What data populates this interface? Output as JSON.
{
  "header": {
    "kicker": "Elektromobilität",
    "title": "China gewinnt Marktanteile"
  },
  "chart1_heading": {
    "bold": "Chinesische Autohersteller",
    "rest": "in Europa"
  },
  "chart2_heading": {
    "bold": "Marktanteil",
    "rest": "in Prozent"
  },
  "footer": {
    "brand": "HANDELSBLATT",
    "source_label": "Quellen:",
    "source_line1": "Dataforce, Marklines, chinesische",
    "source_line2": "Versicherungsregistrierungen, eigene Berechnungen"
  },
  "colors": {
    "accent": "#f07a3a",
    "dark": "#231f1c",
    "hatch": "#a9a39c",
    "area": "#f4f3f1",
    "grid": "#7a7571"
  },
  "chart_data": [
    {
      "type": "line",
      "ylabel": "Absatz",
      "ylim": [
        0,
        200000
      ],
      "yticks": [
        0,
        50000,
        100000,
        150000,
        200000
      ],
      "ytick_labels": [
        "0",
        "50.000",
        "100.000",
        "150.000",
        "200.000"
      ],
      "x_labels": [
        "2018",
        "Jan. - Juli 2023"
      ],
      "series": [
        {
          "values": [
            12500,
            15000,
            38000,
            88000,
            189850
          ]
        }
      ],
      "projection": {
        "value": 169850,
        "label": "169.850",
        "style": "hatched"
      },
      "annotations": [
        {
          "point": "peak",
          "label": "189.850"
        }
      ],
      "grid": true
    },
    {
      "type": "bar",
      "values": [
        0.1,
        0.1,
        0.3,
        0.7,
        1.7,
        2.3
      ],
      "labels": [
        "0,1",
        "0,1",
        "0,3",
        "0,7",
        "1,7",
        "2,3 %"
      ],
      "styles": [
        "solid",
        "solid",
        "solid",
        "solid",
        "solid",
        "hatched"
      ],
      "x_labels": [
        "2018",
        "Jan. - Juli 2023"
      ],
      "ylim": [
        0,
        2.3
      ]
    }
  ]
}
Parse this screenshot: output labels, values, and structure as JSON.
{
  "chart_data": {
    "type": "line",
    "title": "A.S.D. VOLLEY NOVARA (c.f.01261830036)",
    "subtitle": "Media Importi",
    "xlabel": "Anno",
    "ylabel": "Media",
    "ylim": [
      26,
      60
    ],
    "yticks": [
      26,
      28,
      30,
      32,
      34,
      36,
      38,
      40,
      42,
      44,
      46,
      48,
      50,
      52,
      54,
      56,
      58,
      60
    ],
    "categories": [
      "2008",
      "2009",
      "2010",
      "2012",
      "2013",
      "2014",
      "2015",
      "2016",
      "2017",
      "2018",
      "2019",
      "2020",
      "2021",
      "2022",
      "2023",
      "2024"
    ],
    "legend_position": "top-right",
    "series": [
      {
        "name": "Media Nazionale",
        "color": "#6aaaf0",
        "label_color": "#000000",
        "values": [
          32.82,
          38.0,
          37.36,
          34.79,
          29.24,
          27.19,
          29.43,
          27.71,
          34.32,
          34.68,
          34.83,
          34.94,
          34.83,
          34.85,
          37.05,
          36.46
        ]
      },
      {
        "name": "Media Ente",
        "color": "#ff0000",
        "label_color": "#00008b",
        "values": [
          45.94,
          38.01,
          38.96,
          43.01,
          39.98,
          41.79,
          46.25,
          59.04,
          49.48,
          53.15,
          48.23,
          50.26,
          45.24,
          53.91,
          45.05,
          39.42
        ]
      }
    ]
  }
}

* * * * * * *

Task instructions -> Tally how many lines of the data include the word "this". Write the number and nothing else.

Finished exercise -> 2